> **WHAT IS BEING ASKED**
Transcribe the listing that follows in full, omitting pictures.

> **DATA RECORDS**
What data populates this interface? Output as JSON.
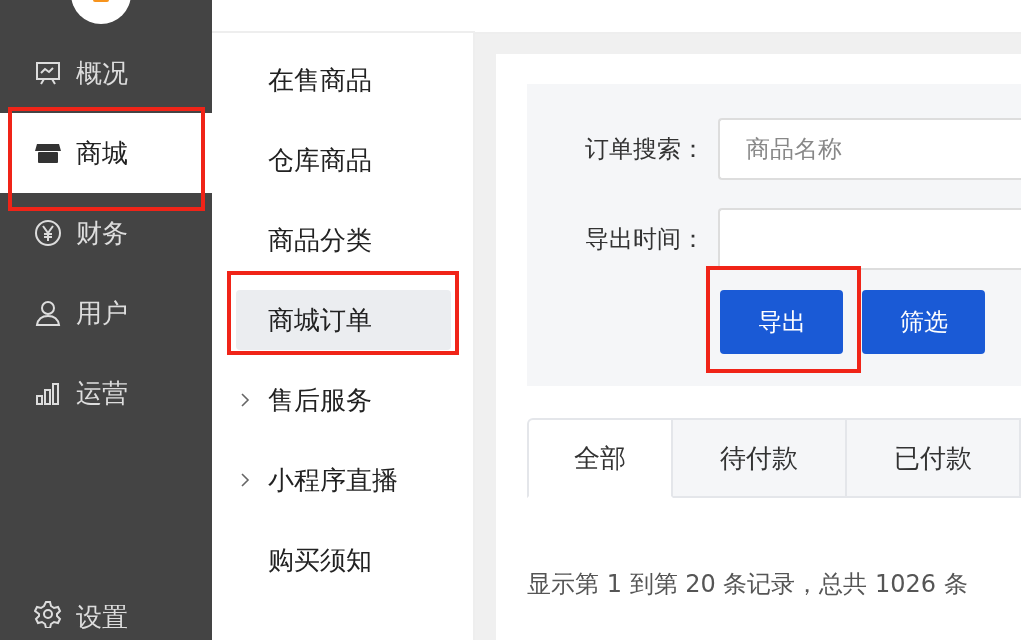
{
  "sidebar": {
    "items": [
      {
        "label": "概况",
        "selected": false,
        "highlighted": false
      },
      {
        "label": "商城",
        "selected": true,
        "highlighted": true
      },
      {
        "label": "财务",
        "selected": false,
        "highlighted": false
      },
      {
        "label": "用户",
        "selected": false,
        "highlighted": false
      },
      {
        "label": "运营",
        "selected": false,
        "highlighted": false
      }
    ],
    "footer_item": {
      "label": "设置"
    }
  },
  "submenu": {
    "items": [
      {
        "label": "在售商品",
        "selected": false,
        "expandable": false,
        "highlighted": false
      },
      {
        "label": "仓库商品",
        "selected": false,
        "expandable": false,
        "highlighted": false
      },
      {
        "label": "商品分类",
        "selected": false,
        "expandable": false,
        "highlighted": false
      },
      {
        "label": "商城订单",
        "selected": true,
        "expandable": false,
        "highlighted": true
      },
      {
        "label": "售后服务",
        "selected": false,
        "expandable": true,
        "highlighted": false
      },
      {
        "label": "小程序直播",
        "selected": false,
        "expandable": true,
        "highlighted": false
      },
      {
        "label": "购买须知",
        "selected": false,
        "expandable": false,
        "highlighted": false
      }
    ]
  },
  "filter": {
    "fields": [
      {
        "label": "订单搜索：",
        "placeholder": "商品名称"
      },
      {
        "label": "导出时间："
      }
    ],
    "buttons": [
      {
        "label": "导出",
        "highlighted": true
      },
      {
        "label": "筛选",
        "highlighted": false
      }
    ]
  },
  "tabs": [
    {
      "label": "全部",
      "selected": true
    },
    {
      "label": "待付款",
      "selected": false
    },
    {
      "label": "已付款",
      "selected": false
    }
  ],
  "record_summary": "显示第 1 到第 20 条记录，总共 1026 条"
}
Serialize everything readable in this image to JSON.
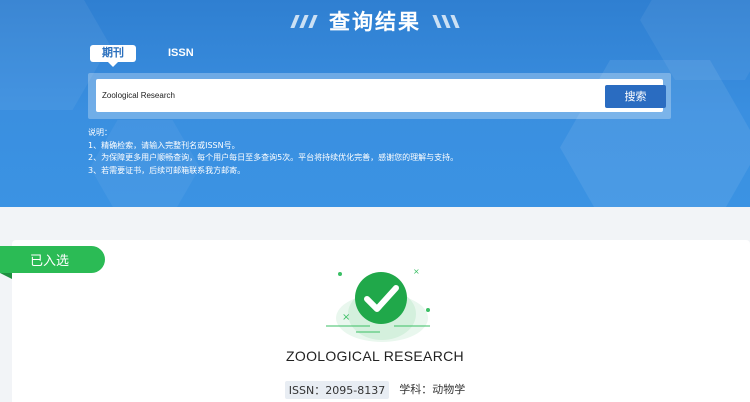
{
  "header": {
    "title": "查询结果"
  },
  "search": {
    "tabs": [
      {
        "label": "期刊",
        "active": true
      },
      {
        "label": "ISSN",
        "active": false
      }
    ],
    "value": "Zoological Research",
    "button_label": "搜索"
  },
  "notes": {
    "heading": "说明：",
    "lines": [
      "1、精确检索，请输入完整刊名或ISSN号。",
      "2、为保障更多用户顺畅查询，每个用户每日至多查询5次。平台将持续优化完善，感谢您的理解与支持。",
      "3、若需要证书，后续可邮箱联系我方邮寄。"
    ]
  },
  "result": {
    "status_badge": "已入选",
    "status_icon": "check-circle-icon",
    "journal_name": "ZOOLOGICAL RESEARCH",
    "issn_label": "ISSN：2095-8137",
    "subject_label": "学科：动物学"
  },
  "colors": {
    "banner": "#3a8fe0",
    "search_button": "#2a6cc1",
    "badge": "#2bbb55",
    "check": "#20a84a"
  }
}
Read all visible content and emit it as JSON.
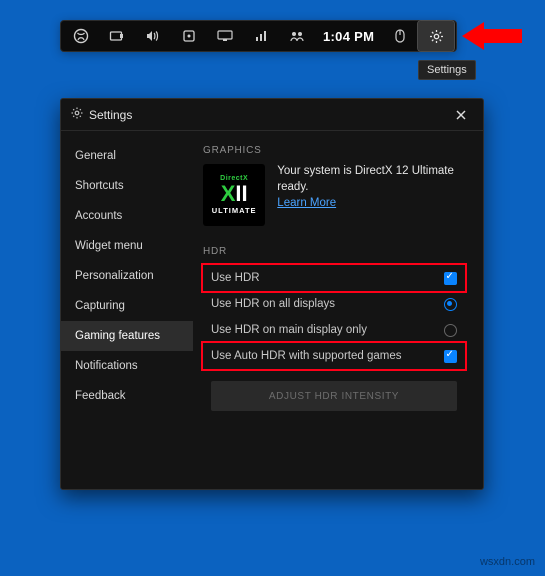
{
  "gamebar": {
    "clock": "1:04 PM",
    "settings_tooltip": "Settings"
  },
  "settings": {
    "title": "Settings",
    "sidebar": {
      "items": [
        {
          "label": "General"
        },
        {
          "label": "Shortcuts"
        },
        {
          "label": "Accounts"
        },
        {
          "label": "Widget menu"
        },
        {
          "label": "Personalization"
        },
        {
          "label": "Capturing"
        },
        {
          "label": "Gaming features",
          "selected": true
        },
        {
          "label": "Notifications"
        },
        {
          "label": "Feedback"
        }
      ]
    },
    "graphics": {
      "section": "GRAPHICS",
      "badge_top": "DirectX",
      "badge_mid_a": "X",
      "badge_mid_b": "II",
      "badge_bot": "ULTIMATE",
      "message": "Your system is DirectX 12 Ultimate ready.",
      "learn_more": "Learn More"
    },
    "hdr": {
      "section": "HDR",
      "use_hdr": "Use HDR",
      "use_hdr_all": "Use HDR on all displays",
      "use_hdr_main": "Use HDR on main display only",
      "auto_hdr": "Use Auto HDR with supported games",
      "adjust": "ADJUST HDR INTENSITY"
    }
  },
  "watermark": "wsxdn.com"
}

> **ANSWER BELOW**
What data populates this interface? Output as JSON.
{
  "sidebar": {
    "items": [
      {
        "label": "概况",
        "selected": false,
        "highlighted": false
      },
      {
        "label": "商城",
        "selected": true,
        "highlighted": true
      },
      {
        "label": "财务",
        "selected": false,
        "highlighted": false
      },
      {
        "label": "用户",
        "selected": false,
        "highlighted": false
      },
      {
        "label": "运营",
        "selected": false,
        "highlighted": false
      }
    ],
    "footer_item": {
      "label": "设置"
    }
  },
  "submenu": {
    "items": [
      {
        "label": "在售商品",
        "selected": false,
        "expandable": false,
        "highlighted": false
      },
      {
        "label": "仓库商品",
        "selected": false,
        "expandable": false,
        "highlighted": false
      },
      {
        "label": "商品分类",
        "selected": false,
        "expandable": false,
        "highlighted": false
      },
      {
        "label": "商城订单",
        "selected": true,
        "expandable": false,
        "highlighted": true
      },
      {
        "label": "售后服务",
        "selected": false,
        "expandable": true,
        "highlighted": false
      },
      {
        "label": "小程序直播",
        "selected": false,
        "expandable": true,
        "highlighted": false
      },
      {
        "label": "购买须知",
        "selected": false,
        "expandable": false,
        "highlighted": false
      }
    ]
  },
  "filter": {
    "fields": [
      {
        "label": "订单搜索：",
        "placeholder": "商品名称"
      },
      {
        "label": "导出时间："
      }
    ],
    "buttons": [
      {
        "label": "导出",
        "highlighted": true
      },
      {
        "label": "筛选",
        "highlighted": false
      }
    ]
  },
  "tabs": [
    {
      "label": "全部",
      "selected": true
    },
    {
      "label": "待付款",
      "selected": false
    },
    {
      "label": "已付款",
      "selected": false
    }
  ],
  "record_summary": "显示第 1 到第 20 条记录，总共 1026 条"
}
Serialize everything readable in this image to JSON.
{
  "header": {
    "title": "查询结果"
  },
  "search": {
    "tabs": [
      {
        "label": "期刊",
        "active": true
      },
      {
        "label": "ISSN",
        "active": false
      }
    ],
    "value": "Zoological Research",
    "button_label": "搜索"
  },
  "notes": {
    "heading": "说明：",
    "lines": [
      "1、精确检索，请输入完整刊名或ISSN号。",
      "2、为保障更多用户顺畅查询，每个用户每日至多查询5次。平台将持续优化完善，感谢您的理解与支持。",
      "3、若需要证书，后续可邮箱联系我方邮寄。"
    ]
  },
  "result": {
    "status_badge": "已入选",
    "status_icon": "check-circle-icon",
    "journal_name": "ZOOLOGICAL RESEARCH",
    "issn_label": "ISSN：2095-8137",
    "subject_label": "学科：动物学"
  },
  "colors": {
    "banner": "#3a8fe0",
    "search_button": "#2a6cc1",
    "badge": "#2bbb55",
    "check": "#20a84a"
  }
}
Read all visible content and emit it as JSON.
{
  "gamebar": {
    "clock": "1:04 PM",
    "settings_tooltip": "Settings"
  },
  "settings": {
    "title": "Settings",
    "sidebar": {
      "items": [
        {
          "label": "General"
        },
        {
          "label": "Shortcuts"
        },
        {
          "label": "Accounts"
        },
        {
          "label": "Widget menu"
        },
        {
          "label": "Personalization"
        },
        {
          "label": "Capturing"
        },
        {
          "label": "Gaming features",
          "selected": true
        },
        {
          "label": "Notifications"
        },
        {
          "label": "Feedback"
        }
      ]
    },
    "graphics": {
      "section": "GRAPHICS",
      "badge_top": "DirectX",
      "badge_mid_a": "X",
      "badge_mid_b": "II",
      "badge_bot": "ULTIMATE",
      "message": "Your system is DirectX 12 Ultimate ready.",
      "learn_more": "Learn More"
    },
    "hdr": {
      "section": "HDR",
      "use_hdr": "Use HDR",
      "use_hdr_all": "Use HDR on all displays",
      "use_hdr_main": "Use HDR on main display only",
      "auto_hdr": "Use Auto HDR with supported games",
      "adjust": "ADJUST HDR INTENSITY"
    }
  },
  "watermark": "wsxdn.com"
}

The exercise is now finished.